(Stored data)
..............................
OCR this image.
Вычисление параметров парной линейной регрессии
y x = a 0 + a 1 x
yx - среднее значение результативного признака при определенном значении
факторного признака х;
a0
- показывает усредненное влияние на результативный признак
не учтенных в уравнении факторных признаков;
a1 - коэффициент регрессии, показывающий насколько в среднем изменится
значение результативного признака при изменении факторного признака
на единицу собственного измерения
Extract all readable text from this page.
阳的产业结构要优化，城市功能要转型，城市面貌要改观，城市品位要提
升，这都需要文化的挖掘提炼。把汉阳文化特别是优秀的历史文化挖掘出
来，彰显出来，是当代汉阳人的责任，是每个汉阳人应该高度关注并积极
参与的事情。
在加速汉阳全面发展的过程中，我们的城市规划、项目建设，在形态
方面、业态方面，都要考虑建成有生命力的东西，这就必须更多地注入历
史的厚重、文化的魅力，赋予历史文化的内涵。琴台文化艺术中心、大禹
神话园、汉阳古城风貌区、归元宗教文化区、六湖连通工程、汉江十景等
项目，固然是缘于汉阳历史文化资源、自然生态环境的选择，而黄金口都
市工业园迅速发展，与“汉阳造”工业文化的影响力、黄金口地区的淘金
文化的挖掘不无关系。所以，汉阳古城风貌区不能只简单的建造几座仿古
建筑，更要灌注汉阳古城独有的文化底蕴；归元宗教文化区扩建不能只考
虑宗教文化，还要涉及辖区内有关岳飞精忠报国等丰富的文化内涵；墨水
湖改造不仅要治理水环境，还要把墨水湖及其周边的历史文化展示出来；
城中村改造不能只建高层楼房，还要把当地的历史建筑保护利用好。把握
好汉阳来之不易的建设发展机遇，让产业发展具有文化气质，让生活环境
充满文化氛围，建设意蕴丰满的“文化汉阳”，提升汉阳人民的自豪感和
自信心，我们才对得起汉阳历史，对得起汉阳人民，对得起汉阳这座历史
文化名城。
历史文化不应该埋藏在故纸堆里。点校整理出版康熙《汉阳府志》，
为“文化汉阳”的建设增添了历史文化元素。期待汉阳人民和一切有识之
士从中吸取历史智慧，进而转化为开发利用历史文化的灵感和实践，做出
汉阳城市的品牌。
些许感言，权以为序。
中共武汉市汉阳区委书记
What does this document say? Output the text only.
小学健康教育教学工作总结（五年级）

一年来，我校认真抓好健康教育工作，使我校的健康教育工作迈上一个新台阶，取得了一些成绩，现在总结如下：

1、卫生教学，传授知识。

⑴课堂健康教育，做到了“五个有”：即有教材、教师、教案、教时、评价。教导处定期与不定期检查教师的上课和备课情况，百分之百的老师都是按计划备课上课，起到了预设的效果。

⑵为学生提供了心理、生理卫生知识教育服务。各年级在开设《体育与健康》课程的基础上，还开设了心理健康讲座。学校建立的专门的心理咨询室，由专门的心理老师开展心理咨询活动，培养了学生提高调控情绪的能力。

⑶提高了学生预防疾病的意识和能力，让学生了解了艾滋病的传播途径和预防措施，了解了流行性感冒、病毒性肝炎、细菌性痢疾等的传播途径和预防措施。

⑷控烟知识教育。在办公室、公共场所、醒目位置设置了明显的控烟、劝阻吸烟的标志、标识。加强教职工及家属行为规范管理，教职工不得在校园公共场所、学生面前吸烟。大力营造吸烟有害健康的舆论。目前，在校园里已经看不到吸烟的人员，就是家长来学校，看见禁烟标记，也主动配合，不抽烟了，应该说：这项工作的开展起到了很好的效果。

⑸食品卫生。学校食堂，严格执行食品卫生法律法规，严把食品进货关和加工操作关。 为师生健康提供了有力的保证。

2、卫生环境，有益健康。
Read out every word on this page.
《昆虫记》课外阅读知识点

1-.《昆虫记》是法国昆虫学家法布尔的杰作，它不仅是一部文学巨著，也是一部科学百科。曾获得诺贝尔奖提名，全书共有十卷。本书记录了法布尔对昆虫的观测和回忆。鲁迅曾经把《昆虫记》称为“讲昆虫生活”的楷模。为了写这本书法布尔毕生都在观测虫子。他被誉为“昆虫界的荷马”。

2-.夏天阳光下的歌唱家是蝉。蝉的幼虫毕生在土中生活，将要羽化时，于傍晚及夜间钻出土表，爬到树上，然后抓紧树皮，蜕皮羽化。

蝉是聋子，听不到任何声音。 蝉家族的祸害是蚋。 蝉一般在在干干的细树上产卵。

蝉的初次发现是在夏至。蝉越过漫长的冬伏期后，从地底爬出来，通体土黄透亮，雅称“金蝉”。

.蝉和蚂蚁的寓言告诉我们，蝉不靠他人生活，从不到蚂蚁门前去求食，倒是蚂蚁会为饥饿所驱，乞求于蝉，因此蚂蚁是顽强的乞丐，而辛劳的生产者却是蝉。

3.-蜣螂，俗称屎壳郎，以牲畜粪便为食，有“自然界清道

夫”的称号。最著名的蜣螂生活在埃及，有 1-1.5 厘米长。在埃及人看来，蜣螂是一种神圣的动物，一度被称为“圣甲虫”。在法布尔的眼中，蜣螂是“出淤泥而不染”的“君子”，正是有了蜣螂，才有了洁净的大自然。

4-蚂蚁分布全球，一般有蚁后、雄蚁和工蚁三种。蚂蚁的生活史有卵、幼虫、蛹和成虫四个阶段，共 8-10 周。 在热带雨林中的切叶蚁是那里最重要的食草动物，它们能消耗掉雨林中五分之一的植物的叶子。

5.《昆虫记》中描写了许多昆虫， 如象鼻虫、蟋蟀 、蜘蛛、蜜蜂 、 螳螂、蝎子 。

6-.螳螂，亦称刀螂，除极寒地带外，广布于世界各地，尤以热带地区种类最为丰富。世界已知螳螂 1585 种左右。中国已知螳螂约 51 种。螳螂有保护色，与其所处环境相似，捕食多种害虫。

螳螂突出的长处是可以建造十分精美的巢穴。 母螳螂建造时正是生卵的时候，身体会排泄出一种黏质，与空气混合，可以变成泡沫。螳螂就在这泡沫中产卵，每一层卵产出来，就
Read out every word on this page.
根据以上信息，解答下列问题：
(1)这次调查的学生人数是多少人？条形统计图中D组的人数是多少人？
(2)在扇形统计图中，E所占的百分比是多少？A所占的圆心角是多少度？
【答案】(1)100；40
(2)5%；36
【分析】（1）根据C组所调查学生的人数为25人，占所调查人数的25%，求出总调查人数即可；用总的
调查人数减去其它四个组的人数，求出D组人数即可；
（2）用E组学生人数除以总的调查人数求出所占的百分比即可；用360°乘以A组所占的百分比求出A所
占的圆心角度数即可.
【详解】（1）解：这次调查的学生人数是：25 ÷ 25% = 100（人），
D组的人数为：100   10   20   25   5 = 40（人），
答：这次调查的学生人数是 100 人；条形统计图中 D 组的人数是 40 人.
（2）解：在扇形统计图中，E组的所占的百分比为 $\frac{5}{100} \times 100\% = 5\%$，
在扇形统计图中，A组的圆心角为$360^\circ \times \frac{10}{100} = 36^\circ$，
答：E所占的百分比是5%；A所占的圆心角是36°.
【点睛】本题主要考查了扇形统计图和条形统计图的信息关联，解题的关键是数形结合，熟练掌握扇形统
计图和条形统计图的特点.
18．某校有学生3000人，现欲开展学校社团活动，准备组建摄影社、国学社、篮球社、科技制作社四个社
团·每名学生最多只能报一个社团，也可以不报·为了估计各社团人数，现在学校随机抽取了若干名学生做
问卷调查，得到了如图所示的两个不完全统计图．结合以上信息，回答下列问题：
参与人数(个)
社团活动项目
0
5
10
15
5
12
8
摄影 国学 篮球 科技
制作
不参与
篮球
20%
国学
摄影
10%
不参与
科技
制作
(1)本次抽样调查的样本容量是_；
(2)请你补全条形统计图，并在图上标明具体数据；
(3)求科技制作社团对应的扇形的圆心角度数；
..............................
__Exercise objective__. Using the exact wording, write out all of the records.

__Solution for this exercise__.
OCR this image.
Вычисление параметров парной линейной регрессии
y x = a 0 + a 1 x
yx - среднее значение результативного признака при определенном значении
факторного признака х;
a0
- показывает усредненное влияние на результативный признак
не учтенных в уравнении факторных признаков;
a1 - коэффициент регрессии, показывающий насколько в среднем изменится
значение результативного признака при изменении факторного признака
на единицу собственного измерения
Extract all readable text from this page.
阳的产业结构要优化，城市功能要转型，城市面貌要改观，城市品位要提
升，这都需要文化的挖掘提炼。把汉阳文化特别是优秀的历史文化挖掘出
来，彰显出来，是当代汉阳人的责任，是每个汉阳人应该高度关注并积极
参与的事情。
在加速汉阳全面发展的过程中，我们的城市规划、项目建设，在形态
方面、业态方面，都要考虑建成有生命力的东西，这就必须更多地注入历
史的厚重、文化的魅力，赋予历史文化的内涵。琴台文化艺术中心、大禹
神话园、汉阳古城风貌区、归元宗教文化区、六湖连通工程、汉江十景等
项目，固然是缘于汉阳历史文化资源、自然生态环境的选择，而黄金口都
市工业园迅速发展，与“汉阳造”工业文化的影响力、黄金口地区的淘金
文化的挖掘不无关系。所以，汉阳古城风貌区不能只简单的建造几座仿古
建筑，更要灌注汉阳古城独有的文化底蕴；归元宗教文化区扩建不能只考
虑宗教文化，还要涉及辖区内有关岳飞精忠报国等丰富的文化内涵；墨水
湖改造不仅要治理水环境，还要把墨水湖及其周边的历史文化展示出来；
城中村改造不能只建高层楼房，还要把当地的历史建筑保护利用好。把握
好汉阳来之不易的建设发展机遇，让产业发展具有文化气质，让生活环境
充满文化氛围，建设意蕴丰满的“文化汉阳”，提升汉阳人民的自豪感和
自信心，我们才对得起汉阳历史，对得起汉阳人民，对得起汉阳这座历史
文化名城。
历史文化不应该埋藏在故纸堆里。点校整理出版康熙《汉阳府志》，
为“文化汉阳”的建设增添了历史文化元素。期待汉阳人民和一切有识之
士从中吸取历史智慧，进而转化为开发利用历史文化的灵感和实践，做出
汉阳城市的品牌。
些许感言，权以为序。
中共武汉市汉阳区委书记
What does this document say? Output the text only.
小学健康教育教学工作总结（五年级）

一年来，我校认真抓好健康教育工作，使我校的健康教育工作迈上一个新台阶，取得了一些成绩，现在总结如下：

1、卫生教学，传授知识。

⑴课堂健康教育，做到了“五个有”：即有教材、教师、教案、教时、评价。教导处定期与不定期检查教师的上课和备课情况，百分之百的老师都是按计划备课上课，起到了预设的效果。

⑵为学生提供了心理、生理卫生知识教育服务。各年级在开设《体育与健康》课程的基础上，还开设了心理健康讲座。学校建立的专门的心理咨询室，由专门的心理老师开展心理咨询活动，培养了学生提高调控情绪的能力。

⑶提高了学生预防疾病的意识和能力，让学生了解了艾滋病的传播途径和预防措施，了解了流行性感冒、病毒性肝炎、细菌性痢疾等的传播途径和预防措施。

⑷控烟知识教育。在办公室、公共场所、醒目位置设置了明显的控烟、劝阻吸烟的标志、标识。加强教职工及家属行为规范管理，教职工不得在校园公共场所、学生面前吸烟。大力营造吸烟有害健康的舆论。目前，在校园里已经看不到吸烟的人员，就是家长来学校，看见禁烟标记，也主动配合，不抽烟了，应该说：这项工作的开展起到了很好的效果。

⑸食品卫生。学校食堂，严格执行食品卫生法律法规，严把食品进货关和加工操作关。 为师生健康提供了有力的保证。

2、卫生环境，有益健康。
Read out every word on this page.
《昆虫记》课外阅读知识点

1-.《昆虫记》是法国昆虫学家法布尔的杰作，它不仅是一部文学巨著，也是一部科学百科。曾获得诺贝尔奖提名，全书共有十卷。本书记录了法布尔对昆虫的观测和回忆。鲁迅曾经把《昆虫记》称为“讲昆虫生活”的楷模。为了写这本书法布尔毕生都在观测虫子。他被誉为“昆虫界的荷马”。

2-.夏天阳光下的歌唱家是蝉。蝉的幼虫毕生在土中生活，将要羽化时，于傍晚及夜间钻出土表，爬到树上，然后抓紧树皮，蜕皮羽化。

蝉是聋子，听不到任何声音。 蝉家族的祸害是蚋。 蝉一般在在干干的细树上产卵。

蝉的初次发现是在夏至。蝉越过漫长的冬伏期后，从地底爬出来，通体土黄透亮，雅称“金蝉”。

.蝉和蚂蚁的寓言告诉我们，蝉不靠他人生活，从不到蚂蚁门前去求食，倒是蚂蚁会为饥饿所驱，乞求于蝉，因此蚂蚁是顽强的乞丐，而辛劳的生产者却是蝉。

3.-蜣螂，俗称屎壳郎，以牲畜粪便为食，有“自然界清道

夫”的称号。最著名的蜣螂生活在埃及，有 1-1.5 厘米长。在埃及人看来，蜣螂是一种神圣的动物，一度被称为“圣甲虫”。在法布尔的眼中，蜣螂是“出淤泥而不染”的“君子”，正是有了蜣螂，才有了洁净的大自然。

4-蚂蚁分布全球，一般有蚁后、雄蚁和工蚁三种。蚂蚁的生活史有卵、幼虫、蛹和成虫四个阶段，共 8-10 周。 在热带雨林中的切叶蚁是那里最重要的食草动物，它们能消耗掉雨林中五分之一的植物的叶子。

5.《昆虫记》中描写了许多昆虫， 如象鼻虫、蟋蟀 、蜘蛛、蜜蜂 、 螳螂、蝎子 。

6-.螳螂，亦称刀螂，除极寒地带外，广布于世界各地，尤以热带地区种类最为丰富。世界已知螳螂 1585 种左右。中国已知螳螂约 51 种。螳螂有保护色，与其所处环境相似，捕食多种害虫。

螳螂突出的长处是可以建造十分精美的巢穴。 母螳螂建造时正是生卵的时候，身体会排泄出一种黏质，与空气混合，可以变成泡沫。螳螂就在这泡沫中产卵，每一层卵产出来，就
Read out every word on this page.
根据以上信息，解答下列问题：
(1)这次调查的学生人数是多少人？条形统计图中D组的人数是多少人？
(2)在扇形统计图中，E所占的百分比是多少？A所占的圆心角是多少度？
【答案】(1)100；40
(2)5%；36
【分析】（1）根据C组所调查学生的人数为25人，占所调查人数的25%，求出总调查人数即可；用总的
调查人数减去其它四个组的人数，求出D组人数即可；
（2）用E组学生人数除以总的调查人数求出所占的百分比即可；用360°乘以A组所占的百分比求出A所
占的圆心角度数即可.
【详解】（1）解：这次调查的学生人数是：25 ÷ 25% = 100（人），
D组的人数为：100   10   20   25   5 = 40（人），
答：这次调查的学生人数是 100 人；条形统计图中 D 组的人数是 40 人.
（2）解：在扇形统计图中，E组的所占的百分比为 $\frac{5}{100} \times 100\% = 5\%$，
在扇形统计图中，A组的圆心角为$360^\circ \times \frac{10}{100} = 36^\circ$，
答：E所占的百分比是5%；A所占的圆心角是36°.
【点睛】本题主要考查了扇形统计图和条形统计图的信息关联，解题的关键是数形结合，熟练掌握扇形统
计图和条形统计图的特点.
18．某校有学生3000人，现欲开展学校社团活动，准备组建摄影社、国学社、篮球社、科技制作社四个社
团·每名学生最多只能报一个社团，也可以不报·为了估计各社团人数，现在学校随机抽取了若干名学生做
问卷调查，得到了如图所示的两个不完全统计图．结合以上信息，回答下列问题：
参与人数(个)
社团活动项目
0
5
10
15
5
12
8
摄影 国学 篮球 科技
制作
不参与
篮球
20%
国学
摄影
10%
不参与
科技
制作
(1)本次抽样调查的样本容量是_；
(2)请你补全条形统计图，并在图上标明具体数据；
(3)求科技制作社团对应的扇形的圆心角度数；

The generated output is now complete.